Listed records ▸
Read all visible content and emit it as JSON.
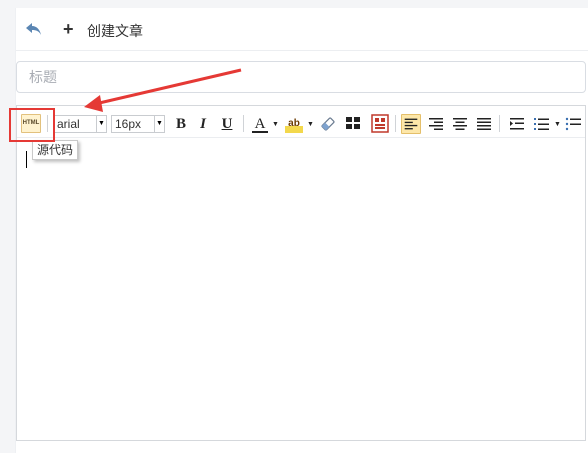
{
  "header": {
    "back_icon": "undo-arrow-icon",
    "plus_icon": "plus-icon",
    "title": "创建文章"
  },
  "title_field": {
    "placeholder": "标题",
    "value": ""
  },
  "toolbar": {
    "source_button_label": "HTML",
    "font_family": "arial",
    "font_size": "16px",
    "bold_label": "B",
    "italic_label": "I",
    "underline_label": "U",
    "font_color_label": "A",
    "highlight_label": "ab"
  },
  "tooltip": {
    "text": "源代码"
  },
  "colors": {
    "annotation": "#e53935",
    "active_button_bg": "#fde7a9"
  }
}
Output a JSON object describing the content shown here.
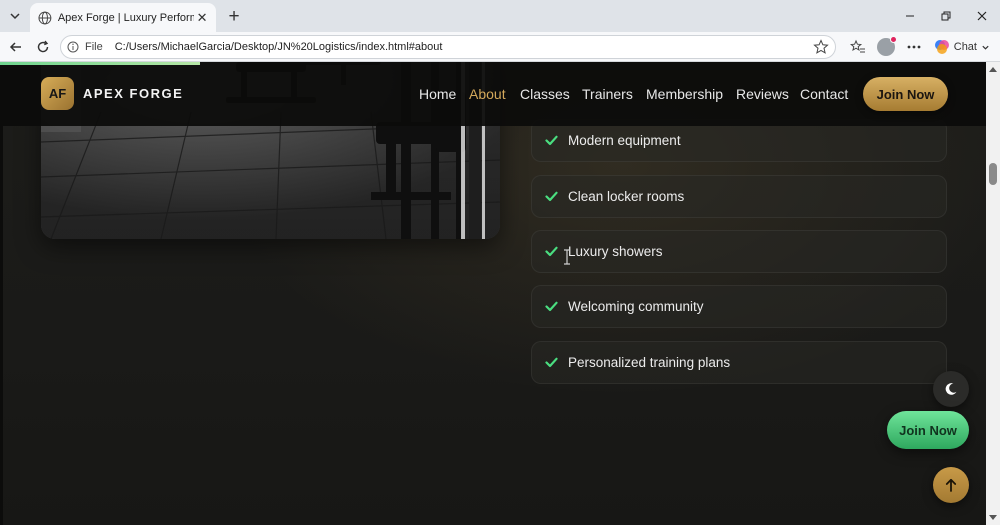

Job ▸
Drop the images and repeat the data exactly.

Response for this exercise ▸
Read all visible content and emit it as JSON.
{
  "header": {
    "back_icon": "undo-arrow-icon",
    "plus_icon": "plus-icon",
    "title": "创建文章"
  },
  "title_field": {
    "placeholder": "标题",
    "value": ""
  },
  "toolbar": {
    "source_button_label": "HTML",
    "font_family": "arial",
    "font_size": "16px",
    "bold_label": "B",
    "italic_label": "I",
    "underline_label": "U",
    "font_color_label": "A",
    "highlight_label": "ab"
  },
  "tooltip": {
    "text": "源代码"
  },
  "colors": {
    "annotation": "#e53935",
    "active_button_bg": "#fde7a9"
  }
}
Output a JSON object describing the content shown here.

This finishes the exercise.